PROBLEM STATEMENT
Would you return the complete listing below word for word?

[Items from a data source]
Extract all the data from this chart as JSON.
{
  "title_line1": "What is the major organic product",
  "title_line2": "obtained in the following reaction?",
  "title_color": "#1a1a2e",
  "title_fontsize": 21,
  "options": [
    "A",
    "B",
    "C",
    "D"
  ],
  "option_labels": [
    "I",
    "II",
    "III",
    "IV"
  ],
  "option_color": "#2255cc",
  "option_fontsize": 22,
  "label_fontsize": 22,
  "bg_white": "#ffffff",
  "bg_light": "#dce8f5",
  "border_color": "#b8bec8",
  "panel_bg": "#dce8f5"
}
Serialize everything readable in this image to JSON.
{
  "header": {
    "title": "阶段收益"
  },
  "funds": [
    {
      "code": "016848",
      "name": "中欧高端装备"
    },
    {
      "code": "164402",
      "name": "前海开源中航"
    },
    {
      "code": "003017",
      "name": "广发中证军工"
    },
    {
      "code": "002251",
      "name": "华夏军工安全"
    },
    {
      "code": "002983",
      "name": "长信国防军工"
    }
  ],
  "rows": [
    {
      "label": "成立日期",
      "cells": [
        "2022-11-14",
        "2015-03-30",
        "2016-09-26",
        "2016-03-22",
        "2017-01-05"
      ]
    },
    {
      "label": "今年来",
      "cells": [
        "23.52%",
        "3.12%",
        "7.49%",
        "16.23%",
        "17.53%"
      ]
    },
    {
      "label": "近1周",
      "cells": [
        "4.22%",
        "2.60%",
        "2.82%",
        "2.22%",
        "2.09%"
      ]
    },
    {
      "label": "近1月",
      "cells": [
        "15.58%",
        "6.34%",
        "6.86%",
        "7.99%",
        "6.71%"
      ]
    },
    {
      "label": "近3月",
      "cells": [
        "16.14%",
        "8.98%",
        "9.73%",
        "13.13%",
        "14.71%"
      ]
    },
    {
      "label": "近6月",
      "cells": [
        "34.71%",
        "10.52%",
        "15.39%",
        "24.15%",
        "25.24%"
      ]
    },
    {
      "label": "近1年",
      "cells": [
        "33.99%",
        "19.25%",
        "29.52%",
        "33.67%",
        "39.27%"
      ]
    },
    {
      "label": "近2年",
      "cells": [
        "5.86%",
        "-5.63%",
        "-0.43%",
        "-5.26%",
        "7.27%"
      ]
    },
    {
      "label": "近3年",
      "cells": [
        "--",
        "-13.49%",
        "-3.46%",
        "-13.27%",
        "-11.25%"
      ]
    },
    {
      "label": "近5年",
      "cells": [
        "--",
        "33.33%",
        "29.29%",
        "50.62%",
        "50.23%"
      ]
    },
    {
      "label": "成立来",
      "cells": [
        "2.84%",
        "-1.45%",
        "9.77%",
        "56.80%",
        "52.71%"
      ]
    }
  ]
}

EXERCISE RESULT
Extract all the data from this chart as JSON.
{
  "title_line1": "What is the major organic product",
  "title_line2": "obtained in the following reaction?",
  "title_color": "#1a1a2e",
  "title_fontsize": 21,
  "options": [
    "A",
    "B",
    "C",
    "D"
  ],
  "option_labels": [
    "I",
    "II",
    "III",
    "IV"
  ],
  "option_color": "#2255cc",
  "option_fontsize": 22,
  "label_fontsize": 22,
  "bg_white": "#ffffff",
  "bg_light": "#dce8f5",
  "border_color": "#b8bec8",
  "panel_bg": "#dce8f5"
}
Serialize everything readable in this image to JSON.
{
  "header": {
    "title": "阶段收益"
  },
  "funds": [
    {
      "code": "016848",
      "name": "中欧高端装备"
    },
    {
      "code": "164402",
      "name": "前海开源中航"
    },
    {
      "code": "003017",
      "name": "广发中证军工"
    },
    {
      "code": "002251",
      "name": "华夏军工安全"
    },
    {
      "code": "002983",
      "name": "长信国防军工"
    }
  ],
  "rows": [
    {
      "label": "成立日期",
      "cells": [
        "2022-11-14",
        "2015-03-30",
        "2016-09-26",
        "2016-03-22",
        "2017-01-05"
      ]
    },
    {
      "label": "今年来",
      "cells": [
        "23.52%",
        "3.12%",
        "7.49%",
        "16.23%",
        "17.53%"
      ]
    },
    {
      "label": "近1周",
      "cells": [
        "4.22%",
        "2.60%",
        "2.82%",
        "2.22%",
        "2.09%"
      ]
    },
    {
      "label": "近1月",
      "cells": [
        "15.58%",
        "6.34%",
        "6.86%",
        "7.99%",
        "6.71%"
      ]
    },
    {
      "label": "近3月",
      "cells": [
        "16.14%",
        "8.98%",
        "9.73%",
        "13.13%",
        "14.71%"
      ]
    },
    {
      "label": "近6月",
      "cells": [
        "34.71%",
        "10.52%",
        "15.39%",
        "24.15%",
        "25.24%"
      ]
    },
    {
      "label": "近1年",
      "cells": [
        "33.99%",
        "19.25%",
        "29.52%",
        "33.67%",
        "39.27%"
      ]
    },
    {
      "label": "近2年",
      "cells": [
        "5.86%",
        "-5.63%",
        "-0.43%",
        "-5.26%",
        "7.27%"
      ]
    },
    {
      "label": "近3年",
      "cells": [
        "--",
        "-13.49%",
        "-3.46%",
        "-13.27%",
        "-11.25%"
      ]
    },
    {
      "label": "近5年",
      "cells": [
        "--",
        "33.33%",
        "29.29%",
        "50.62%",
        "50.23%"
      ]
    },
    {
      "label": "成立来",
      "cells": [
        "2.84%",
        "-1.45%",
        "9.77%",
        "56.80%",
        "52.71%"
      ]
    }
  ]
}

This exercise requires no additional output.